Extract every line that contains the string "image".

— start —

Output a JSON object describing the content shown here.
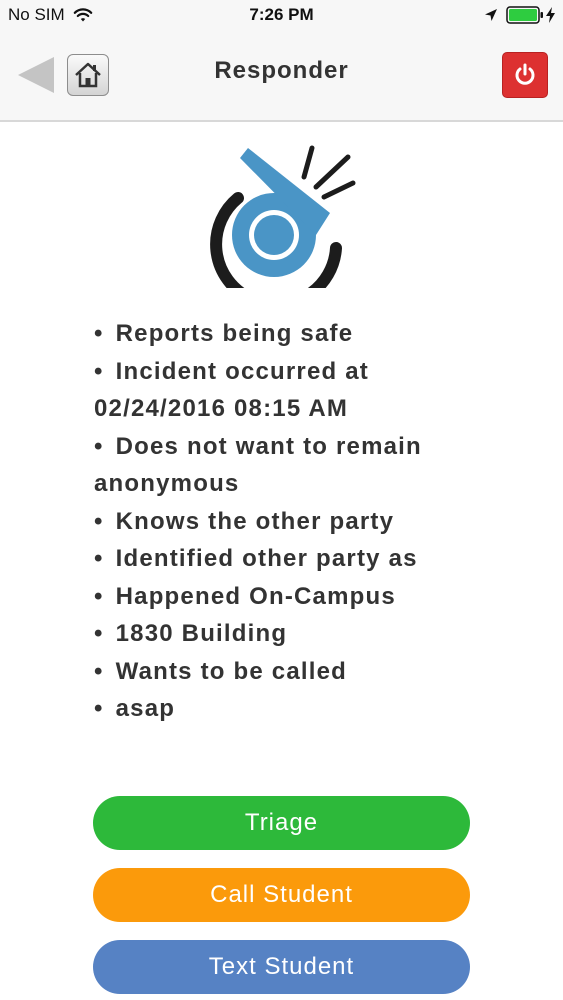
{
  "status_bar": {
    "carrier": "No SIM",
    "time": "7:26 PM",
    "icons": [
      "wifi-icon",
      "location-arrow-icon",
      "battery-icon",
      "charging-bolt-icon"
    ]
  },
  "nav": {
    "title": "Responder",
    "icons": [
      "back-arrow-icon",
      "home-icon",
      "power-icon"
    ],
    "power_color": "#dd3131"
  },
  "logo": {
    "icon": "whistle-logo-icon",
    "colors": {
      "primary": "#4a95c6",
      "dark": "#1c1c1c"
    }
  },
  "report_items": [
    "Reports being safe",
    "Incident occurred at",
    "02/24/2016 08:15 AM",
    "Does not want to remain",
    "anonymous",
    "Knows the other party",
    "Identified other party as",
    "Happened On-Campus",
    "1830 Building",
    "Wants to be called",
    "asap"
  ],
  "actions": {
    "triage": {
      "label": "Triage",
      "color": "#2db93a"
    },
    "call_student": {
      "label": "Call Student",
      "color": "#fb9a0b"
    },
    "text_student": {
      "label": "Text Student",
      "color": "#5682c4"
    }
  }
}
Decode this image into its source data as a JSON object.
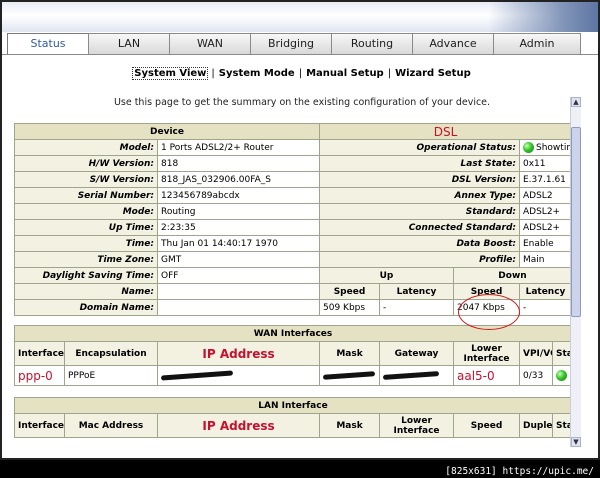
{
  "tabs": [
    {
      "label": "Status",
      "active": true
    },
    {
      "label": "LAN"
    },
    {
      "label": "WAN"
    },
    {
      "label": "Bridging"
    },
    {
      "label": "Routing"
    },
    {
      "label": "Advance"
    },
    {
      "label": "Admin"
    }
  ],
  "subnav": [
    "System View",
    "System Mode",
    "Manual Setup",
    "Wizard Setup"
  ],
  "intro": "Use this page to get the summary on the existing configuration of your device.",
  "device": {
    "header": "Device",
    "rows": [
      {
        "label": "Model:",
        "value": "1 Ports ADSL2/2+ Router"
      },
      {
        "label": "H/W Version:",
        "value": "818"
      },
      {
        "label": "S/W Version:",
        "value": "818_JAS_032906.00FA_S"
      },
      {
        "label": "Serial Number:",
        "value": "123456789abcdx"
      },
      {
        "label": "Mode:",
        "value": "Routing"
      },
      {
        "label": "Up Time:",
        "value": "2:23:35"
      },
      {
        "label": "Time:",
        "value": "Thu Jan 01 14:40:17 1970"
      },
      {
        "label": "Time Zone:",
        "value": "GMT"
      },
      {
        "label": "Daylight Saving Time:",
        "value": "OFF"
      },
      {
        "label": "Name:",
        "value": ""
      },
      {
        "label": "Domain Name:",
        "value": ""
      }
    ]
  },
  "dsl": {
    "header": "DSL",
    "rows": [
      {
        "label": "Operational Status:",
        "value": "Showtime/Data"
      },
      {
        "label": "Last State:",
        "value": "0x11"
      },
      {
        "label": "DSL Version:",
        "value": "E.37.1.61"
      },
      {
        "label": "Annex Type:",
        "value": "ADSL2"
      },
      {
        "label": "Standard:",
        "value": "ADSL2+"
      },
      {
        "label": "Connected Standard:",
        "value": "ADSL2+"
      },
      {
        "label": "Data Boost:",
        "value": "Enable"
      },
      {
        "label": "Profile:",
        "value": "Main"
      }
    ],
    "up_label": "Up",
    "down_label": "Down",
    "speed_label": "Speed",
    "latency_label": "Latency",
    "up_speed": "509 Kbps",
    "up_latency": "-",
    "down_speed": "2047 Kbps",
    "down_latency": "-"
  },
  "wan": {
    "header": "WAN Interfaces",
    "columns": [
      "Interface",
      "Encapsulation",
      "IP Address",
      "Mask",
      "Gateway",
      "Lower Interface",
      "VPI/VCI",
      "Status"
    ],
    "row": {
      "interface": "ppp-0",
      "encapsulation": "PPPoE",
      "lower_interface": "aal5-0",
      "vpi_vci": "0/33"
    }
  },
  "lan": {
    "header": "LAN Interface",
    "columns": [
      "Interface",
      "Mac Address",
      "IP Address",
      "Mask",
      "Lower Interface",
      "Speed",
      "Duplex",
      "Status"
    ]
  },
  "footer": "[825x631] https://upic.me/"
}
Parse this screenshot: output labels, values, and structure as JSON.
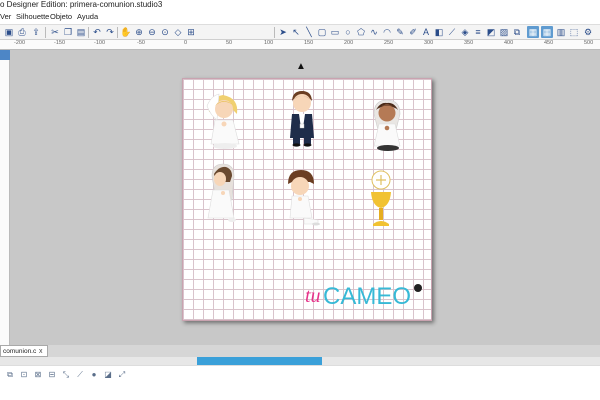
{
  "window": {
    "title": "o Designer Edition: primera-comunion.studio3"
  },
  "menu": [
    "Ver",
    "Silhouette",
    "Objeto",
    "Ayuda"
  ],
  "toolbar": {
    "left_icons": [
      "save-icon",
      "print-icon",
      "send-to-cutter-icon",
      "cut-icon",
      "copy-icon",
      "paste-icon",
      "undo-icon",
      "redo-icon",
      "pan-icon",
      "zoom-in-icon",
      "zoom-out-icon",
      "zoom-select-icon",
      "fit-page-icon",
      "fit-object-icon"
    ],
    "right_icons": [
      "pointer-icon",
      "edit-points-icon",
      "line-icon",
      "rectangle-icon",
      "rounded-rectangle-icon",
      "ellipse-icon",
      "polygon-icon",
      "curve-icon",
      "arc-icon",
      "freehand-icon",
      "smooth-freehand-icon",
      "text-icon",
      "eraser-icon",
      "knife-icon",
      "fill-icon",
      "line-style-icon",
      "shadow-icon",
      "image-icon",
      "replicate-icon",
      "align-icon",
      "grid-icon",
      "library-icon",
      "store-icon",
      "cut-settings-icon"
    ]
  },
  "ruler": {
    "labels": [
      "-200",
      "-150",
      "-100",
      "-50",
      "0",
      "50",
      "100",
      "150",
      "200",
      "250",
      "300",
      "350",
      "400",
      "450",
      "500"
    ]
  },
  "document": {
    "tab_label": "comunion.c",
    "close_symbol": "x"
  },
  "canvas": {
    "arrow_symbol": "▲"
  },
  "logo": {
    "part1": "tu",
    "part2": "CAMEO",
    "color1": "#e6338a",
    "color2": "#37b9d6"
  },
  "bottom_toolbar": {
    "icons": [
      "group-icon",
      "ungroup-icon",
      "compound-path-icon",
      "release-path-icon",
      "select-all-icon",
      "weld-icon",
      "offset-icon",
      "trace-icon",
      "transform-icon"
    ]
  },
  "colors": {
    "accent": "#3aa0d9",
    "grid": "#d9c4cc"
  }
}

— end —
— start —

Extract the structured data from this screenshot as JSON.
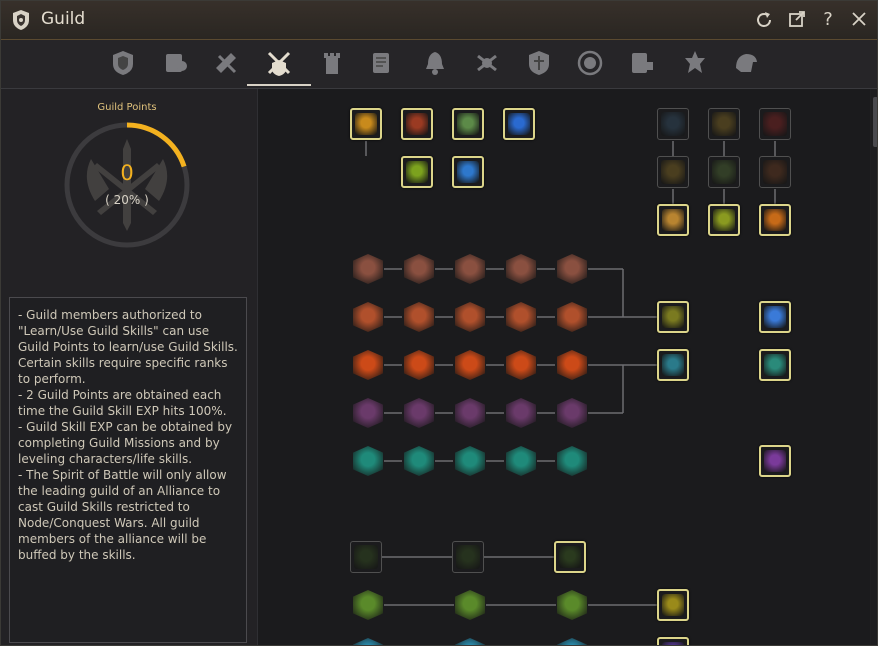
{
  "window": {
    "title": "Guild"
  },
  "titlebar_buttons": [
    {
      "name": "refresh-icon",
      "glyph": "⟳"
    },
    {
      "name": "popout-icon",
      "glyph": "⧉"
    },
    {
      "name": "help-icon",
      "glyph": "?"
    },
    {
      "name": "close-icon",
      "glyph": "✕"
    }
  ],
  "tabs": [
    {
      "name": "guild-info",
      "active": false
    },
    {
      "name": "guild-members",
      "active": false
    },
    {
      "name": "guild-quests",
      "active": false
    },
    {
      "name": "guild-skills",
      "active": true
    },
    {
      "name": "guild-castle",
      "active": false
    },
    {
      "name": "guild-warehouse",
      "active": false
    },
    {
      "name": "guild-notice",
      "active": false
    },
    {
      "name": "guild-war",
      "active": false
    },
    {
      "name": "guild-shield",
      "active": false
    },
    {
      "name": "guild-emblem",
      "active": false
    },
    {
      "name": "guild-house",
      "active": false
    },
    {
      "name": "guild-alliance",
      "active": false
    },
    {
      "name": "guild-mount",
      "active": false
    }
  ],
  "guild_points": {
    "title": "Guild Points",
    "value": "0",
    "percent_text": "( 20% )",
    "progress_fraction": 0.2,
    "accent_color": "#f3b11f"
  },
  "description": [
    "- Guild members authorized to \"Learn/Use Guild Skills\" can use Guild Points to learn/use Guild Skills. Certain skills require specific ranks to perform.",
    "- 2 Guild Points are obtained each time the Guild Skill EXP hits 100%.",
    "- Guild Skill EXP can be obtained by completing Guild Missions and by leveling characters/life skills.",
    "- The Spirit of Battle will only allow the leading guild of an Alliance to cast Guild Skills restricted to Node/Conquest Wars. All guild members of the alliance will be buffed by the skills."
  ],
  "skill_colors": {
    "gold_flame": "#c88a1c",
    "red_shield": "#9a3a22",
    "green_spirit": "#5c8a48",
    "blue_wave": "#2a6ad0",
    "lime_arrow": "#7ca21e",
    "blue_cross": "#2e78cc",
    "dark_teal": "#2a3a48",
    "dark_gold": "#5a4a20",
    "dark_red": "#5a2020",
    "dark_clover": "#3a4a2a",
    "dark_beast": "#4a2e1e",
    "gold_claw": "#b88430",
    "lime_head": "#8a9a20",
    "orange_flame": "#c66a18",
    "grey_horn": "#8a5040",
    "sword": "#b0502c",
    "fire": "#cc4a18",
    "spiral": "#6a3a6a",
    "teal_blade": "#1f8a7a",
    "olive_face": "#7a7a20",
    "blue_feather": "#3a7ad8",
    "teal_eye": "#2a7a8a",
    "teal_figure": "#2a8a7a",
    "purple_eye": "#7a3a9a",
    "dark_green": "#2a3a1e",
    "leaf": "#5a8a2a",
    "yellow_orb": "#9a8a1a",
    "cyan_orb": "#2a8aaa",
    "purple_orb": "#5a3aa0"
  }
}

— end —
— start —

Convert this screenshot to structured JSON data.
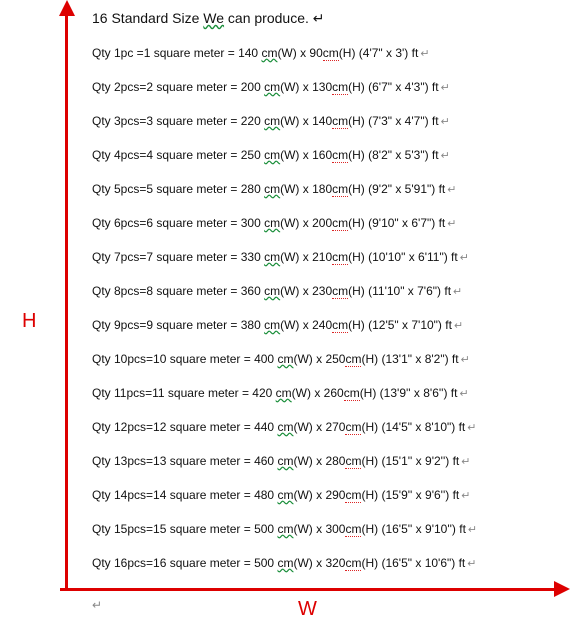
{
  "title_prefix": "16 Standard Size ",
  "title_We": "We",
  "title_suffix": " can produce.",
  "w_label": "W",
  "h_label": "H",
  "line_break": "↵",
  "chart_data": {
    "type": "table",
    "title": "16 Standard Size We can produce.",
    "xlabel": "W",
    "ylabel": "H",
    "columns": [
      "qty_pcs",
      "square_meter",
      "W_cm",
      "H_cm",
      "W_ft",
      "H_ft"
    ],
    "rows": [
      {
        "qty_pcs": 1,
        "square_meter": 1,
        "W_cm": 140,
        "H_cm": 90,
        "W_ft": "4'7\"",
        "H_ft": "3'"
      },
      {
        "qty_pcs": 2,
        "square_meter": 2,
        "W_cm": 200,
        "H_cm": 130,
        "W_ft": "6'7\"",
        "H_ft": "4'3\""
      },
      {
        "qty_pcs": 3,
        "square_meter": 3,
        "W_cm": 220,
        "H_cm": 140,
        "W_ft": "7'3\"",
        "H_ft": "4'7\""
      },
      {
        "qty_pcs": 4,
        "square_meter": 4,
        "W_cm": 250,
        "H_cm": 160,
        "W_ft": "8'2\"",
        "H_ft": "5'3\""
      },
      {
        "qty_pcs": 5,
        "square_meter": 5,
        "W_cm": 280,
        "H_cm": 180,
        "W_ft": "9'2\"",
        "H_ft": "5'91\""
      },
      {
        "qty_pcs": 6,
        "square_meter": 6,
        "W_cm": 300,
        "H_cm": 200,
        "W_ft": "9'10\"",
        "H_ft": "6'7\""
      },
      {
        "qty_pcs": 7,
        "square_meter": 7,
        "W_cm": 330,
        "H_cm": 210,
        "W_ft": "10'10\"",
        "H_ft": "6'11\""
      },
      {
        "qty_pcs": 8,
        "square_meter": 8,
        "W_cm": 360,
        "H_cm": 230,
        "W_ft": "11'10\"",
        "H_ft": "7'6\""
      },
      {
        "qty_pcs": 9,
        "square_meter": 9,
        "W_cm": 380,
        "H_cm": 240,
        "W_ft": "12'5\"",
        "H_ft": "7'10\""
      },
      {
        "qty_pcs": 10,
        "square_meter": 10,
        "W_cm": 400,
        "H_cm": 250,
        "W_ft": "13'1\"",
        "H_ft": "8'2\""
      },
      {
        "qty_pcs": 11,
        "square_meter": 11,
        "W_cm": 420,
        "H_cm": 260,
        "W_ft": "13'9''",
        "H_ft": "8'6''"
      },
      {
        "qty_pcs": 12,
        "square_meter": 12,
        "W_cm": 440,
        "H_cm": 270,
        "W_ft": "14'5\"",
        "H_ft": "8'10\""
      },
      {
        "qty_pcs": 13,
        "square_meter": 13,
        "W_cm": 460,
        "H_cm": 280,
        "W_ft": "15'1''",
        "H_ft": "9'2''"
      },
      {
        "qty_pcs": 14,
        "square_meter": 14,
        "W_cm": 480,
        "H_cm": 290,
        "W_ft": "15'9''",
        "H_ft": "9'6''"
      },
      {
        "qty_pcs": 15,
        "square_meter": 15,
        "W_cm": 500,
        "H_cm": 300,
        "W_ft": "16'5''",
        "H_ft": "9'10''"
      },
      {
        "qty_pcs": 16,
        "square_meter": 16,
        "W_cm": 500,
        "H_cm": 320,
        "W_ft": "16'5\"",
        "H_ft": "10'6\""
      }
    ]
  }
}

— end —

FINAL RESULT:
Decode this image into its source data as a JSON object.
      "image-icon",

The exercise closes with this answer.